EXERCISE AIM => Pick the lines holding the string "cells" out of the records and copy them.

DATA PROVIDED =>
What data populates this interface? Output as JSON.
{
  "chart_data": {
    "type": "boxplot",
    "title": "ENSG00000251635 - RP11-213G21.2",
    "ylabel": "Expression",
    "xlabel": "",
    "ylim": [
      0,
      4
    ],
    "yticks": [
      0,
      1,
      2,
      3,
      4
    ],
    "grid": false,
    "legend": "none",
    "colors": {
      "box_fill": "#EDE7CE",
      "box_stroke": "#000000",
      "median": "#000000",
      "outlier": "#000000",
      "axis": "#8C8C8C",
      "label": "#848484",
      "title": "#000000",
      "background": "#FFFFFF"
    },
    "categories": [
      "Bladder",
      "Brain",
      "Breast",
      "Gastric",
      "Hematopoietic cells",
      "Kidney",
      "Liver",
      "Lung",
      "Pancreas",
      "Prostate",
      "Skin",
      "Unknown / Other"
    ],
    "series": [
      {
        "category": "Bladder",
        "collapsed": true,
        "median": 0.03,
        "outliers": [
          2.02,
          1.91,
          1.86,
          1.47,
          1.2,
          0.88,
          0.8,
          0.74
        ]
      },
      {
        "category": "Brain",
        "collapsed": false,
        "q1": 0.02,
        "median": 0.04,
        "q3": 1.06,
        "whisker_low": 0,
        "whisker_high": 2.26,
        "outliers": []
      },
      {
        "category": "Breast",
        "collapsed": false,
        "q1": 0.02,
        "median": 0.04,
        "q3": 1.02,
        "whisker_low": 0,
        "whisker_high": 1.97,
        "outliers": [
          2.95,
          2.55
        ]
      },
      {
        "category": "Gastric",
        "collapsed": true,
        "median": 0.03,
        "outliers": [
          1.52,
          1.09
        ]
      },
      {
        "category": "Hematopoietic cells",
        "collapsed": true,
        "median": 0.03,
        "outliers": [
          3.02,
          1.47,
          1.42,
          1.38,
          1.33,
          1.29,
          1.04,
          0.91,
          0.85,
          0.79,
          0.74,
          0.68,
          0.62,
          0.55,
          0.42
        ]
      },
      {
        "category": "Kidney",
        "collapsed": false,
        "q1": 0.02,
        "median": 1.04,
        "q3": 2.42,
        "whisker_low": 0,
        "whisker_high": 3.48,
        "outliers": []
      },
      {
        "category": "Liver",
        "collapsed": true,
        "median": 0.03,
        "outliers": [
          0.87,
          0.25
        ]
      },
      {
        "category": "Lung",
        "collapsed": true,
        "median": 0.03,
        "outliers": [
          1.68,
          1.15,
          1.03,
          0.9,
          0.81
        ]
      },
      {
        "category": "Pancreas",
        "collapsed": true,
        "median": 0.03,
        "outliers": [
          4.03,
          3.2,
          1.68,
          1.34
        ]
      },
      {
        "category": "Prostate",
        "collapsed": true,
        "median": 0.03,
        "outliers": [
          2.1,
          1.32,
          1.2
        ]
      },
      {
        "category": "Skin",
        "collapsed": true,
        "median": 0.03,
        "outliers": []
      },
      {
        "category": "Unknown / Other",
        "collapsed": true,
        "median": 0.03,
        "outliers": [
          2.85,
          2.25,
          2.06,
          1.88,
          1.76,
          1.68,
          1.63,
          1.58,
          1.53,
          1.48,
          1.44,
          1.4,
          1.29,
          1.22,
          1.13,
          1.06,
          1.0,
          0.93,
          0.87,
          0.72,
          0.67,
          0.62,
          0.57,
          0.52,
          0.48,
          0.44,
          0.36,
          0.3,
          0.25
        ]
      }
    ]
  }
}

OUTPUT OF THE TASK =>
      "Hematopoietic cells",
        "category": "Hematopoietic cells",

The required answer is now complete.